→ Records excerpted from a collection
>>>
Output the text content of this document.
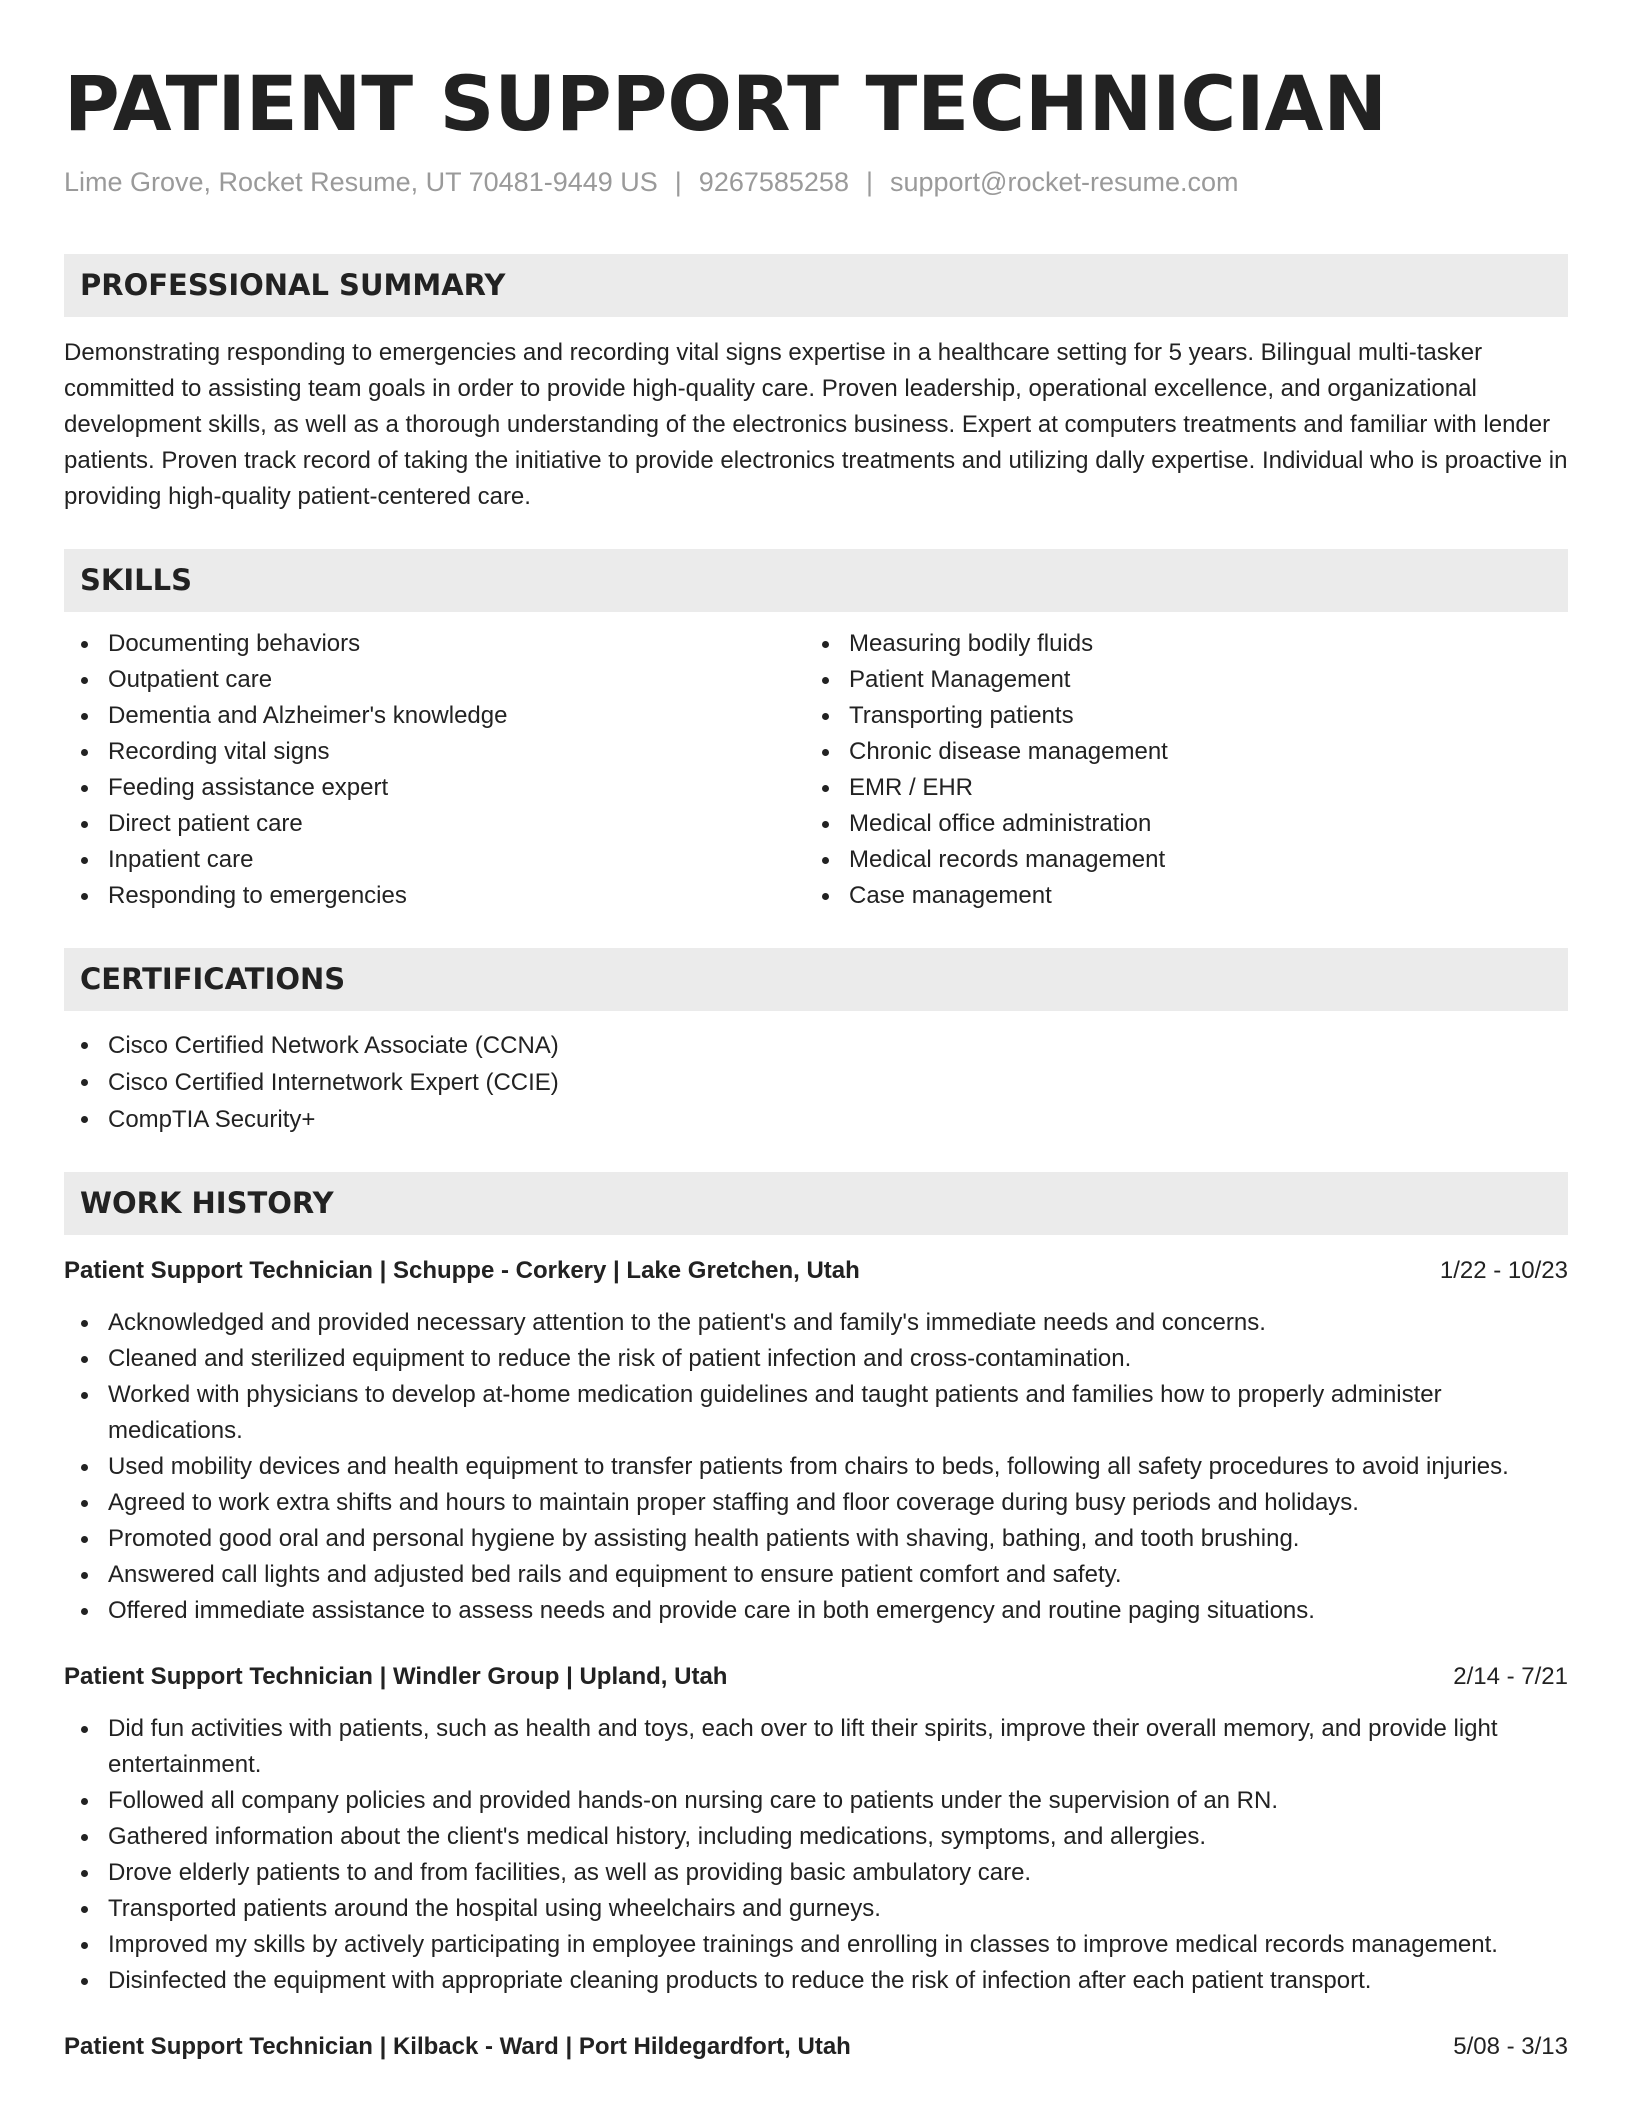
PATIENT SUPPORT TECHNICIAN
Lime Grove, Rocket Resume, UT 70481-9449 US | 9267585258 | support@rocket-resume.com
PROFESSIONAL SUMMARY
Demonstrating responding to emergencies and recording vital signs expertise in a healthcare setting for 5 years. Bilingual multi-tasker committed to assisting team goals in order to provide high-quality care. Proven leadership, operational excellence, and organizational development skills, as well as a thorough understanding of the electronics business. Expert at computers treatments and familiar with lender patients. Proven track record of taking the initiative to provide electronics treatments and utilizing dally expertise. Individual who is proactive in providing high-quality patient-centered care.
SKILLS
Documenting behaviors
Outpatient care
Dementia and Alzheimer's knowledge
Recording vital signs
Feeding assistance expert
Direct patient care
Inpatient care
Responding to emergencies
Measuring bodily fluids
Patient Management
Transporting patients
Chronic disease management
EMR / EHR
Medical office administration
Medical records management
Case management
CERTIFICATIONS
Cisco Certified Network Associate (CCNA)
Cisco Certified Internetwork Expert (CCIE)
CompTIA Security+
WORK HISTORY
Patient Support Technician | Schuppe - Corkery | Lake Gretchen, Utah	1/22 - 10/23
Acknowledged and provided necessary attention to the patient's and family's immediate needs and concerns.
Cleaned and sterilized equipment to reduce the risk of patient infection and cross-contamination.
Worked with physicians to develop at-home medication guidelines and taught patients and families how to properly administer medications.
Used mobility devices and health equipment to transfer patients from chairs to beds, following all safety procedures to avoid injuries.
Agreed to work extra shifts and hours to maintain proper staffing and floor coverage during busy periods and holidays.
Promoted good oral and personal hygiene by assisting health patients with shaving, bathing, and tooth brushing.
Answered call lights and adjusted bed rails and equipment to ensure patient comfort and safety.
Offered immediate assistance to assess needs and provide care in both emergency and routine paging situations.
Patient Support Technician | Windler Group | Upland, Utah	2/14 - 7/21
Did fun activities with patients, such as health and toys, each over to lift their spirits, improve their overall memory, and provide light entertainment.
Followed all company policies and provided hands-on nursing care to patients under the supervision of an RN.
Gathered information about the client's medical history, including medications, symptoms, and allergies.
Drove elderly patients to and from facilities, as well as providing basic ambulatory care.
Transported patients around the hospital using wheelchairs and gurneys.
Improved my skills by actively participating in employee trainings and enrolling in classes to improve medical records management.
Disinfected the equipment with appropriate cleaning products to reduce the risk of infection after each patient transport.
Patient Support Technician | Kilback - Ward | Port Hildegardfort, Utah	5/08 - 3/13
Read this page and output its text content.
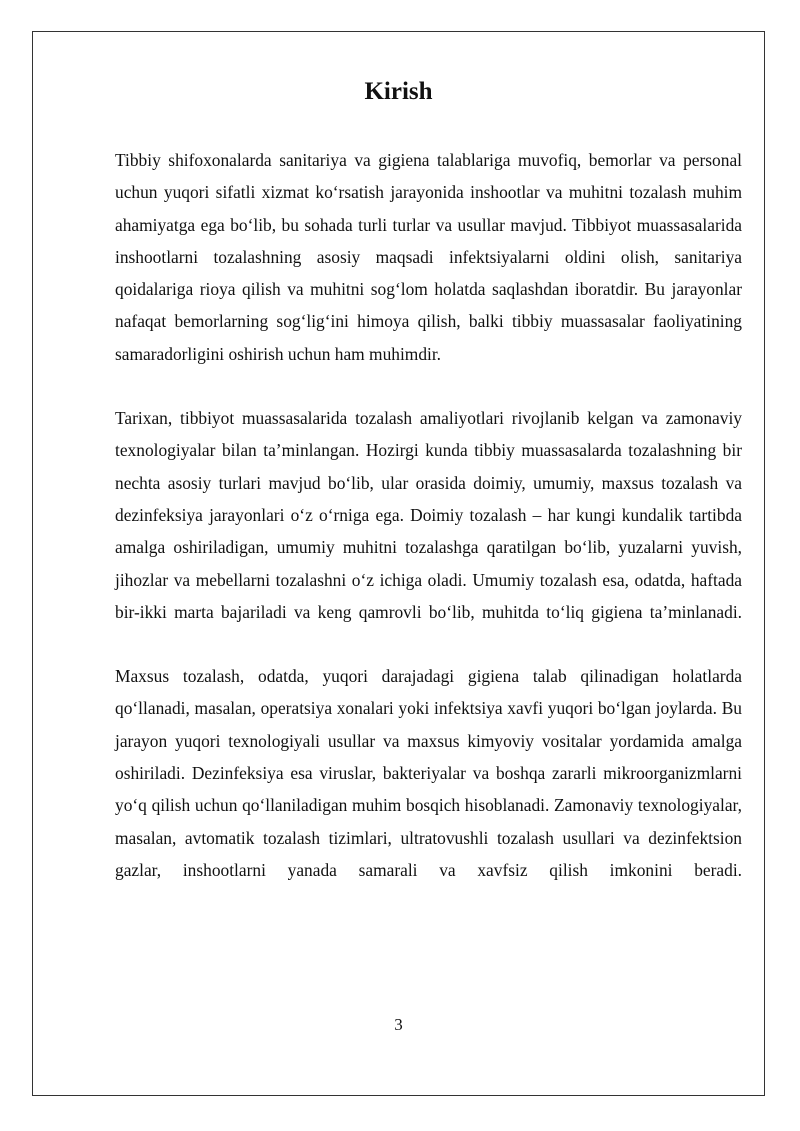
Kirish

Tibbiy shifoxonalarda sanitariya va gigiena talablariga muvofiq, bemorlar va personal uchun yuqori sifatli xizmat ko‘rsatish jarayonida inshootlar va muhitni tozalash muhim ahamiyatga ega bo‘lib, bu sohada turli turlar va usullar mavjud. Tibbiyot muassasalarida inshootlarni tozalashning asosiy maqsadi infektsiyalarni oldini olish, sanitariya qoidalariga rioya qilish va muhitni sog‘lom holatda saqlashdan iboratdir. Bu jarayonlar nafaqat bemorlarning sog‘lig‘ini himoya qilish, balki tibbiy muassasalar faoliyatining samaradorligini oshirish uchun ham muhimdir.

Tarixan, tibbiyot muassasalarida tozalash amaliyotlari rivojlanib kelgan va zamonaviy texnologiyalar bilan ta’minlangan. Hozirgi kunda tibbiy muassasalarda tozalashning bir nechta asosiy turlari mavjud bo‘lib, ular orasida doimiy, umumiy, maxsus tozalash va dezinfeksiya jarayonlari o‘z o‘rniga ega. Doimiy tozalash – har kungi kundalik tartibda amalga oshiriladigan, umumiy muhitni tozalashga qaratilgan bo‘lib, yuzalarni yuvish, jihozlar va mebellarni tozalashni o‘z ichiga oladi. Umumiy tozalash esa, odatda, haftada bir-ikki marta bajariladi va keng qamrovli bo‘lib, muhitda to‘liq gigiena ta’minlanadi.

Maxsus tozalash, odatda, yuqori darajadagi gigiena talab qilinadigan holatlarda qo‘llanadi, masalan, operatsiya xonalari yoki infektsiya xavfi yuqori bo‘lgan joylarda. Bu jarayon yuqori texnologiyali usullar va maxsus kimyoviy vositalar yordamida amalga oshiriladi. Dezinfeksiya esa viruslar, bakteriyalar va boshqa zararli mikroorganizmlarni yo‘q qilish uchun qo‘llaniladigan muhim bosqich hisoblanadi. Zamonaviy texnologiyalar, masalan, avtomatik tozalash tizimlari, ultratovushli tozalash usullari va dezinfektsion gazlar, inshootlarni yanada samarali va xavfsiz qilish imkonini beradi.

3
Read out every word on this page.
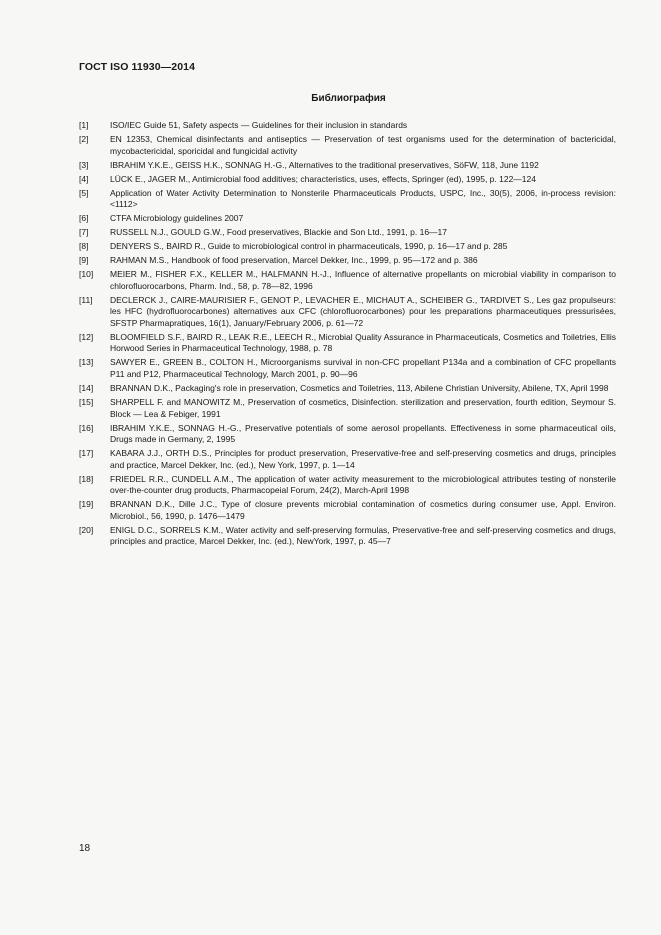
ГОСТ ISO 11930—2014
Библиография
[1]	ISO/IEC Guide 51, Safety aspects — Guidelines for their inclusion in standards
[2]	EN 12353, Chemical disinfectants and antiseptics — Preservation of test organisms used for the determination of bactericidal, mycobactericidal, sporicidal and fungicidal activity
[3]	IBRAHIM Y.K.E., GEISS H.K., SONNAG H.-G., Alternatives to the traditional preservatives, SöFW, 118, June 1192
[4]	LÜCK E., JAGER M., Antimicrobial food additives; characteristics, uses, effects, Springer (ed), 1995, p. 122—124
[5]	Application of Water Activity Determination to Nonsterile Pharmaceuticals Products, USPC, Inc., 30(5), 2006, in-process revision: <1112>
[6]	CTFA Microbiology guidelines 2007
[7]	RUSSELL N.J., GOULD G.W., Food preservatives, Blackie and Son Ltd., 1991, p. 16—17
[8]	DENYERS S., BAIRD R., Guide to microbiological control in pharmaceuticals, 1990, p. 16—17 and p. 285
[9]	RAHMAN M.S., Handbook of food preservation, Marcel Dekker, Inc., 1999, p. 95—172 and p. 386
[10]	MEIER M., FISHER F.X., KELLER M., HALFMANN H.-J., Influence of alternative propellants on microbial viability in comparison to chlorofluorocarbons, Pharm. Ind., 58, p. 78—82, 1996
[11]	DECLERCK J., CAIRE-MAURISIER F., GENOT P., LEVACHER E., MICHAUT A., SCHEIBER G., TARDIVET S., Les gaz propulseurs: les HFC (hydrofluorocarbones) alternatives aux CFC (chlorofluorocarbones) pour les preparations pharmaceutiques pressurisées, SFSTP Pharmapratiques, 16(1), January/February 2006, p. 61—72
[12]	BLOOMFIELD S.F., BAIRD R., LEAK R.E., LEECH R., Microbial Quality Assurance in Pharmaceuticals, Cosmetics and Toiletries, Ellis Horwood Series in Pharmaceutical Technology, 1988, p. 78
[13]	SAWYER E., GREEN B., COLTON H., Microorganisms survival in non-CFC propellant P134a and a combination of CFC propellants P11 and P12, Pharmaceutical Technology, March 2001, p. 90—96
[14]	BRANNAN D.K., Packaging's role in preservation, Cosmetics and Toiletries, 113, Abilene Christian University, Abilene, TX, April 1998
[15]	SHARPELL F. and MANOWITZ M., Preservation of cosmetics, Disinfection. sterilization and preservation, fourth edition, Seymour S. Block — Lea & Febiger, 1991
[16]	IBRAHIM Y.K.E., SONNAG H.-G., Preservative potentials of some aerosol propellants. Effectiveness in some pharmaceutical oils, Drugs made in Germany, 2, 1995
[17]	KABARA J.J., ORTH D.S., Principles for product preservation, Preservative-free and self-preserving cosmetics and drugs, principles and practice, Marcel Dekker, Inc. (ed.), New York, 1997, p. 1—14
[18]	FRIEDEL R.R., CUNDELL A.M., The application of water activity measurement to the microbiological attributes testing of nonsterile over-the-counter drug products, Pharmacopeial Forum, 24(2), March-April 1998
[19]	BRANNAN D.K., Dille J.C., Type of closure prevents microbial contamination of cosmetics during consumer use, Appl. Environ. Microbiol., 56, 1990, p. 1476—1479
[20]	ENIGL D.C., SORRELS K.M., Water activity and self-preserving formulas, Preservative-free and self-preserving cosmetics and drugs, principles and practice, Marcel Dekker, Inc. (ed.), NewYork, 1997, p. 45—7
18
<<<
→ Your task
In the records above, find each line holding "equipment" and copy it.

→ Output
Cleaned and sterilized equipment to reduce the risk of patient infection and cross-contamination.
Used mobility devices and health equipment to transfer patients from chairs to beds, following all safety procedures to avoid injuries.
Answered call lights and adjusted bed rails and equipment to ensure patient comfort and safety.
Disinfected the equipment with appropriate cleaning products to reduce the risk of infection after each patient transport.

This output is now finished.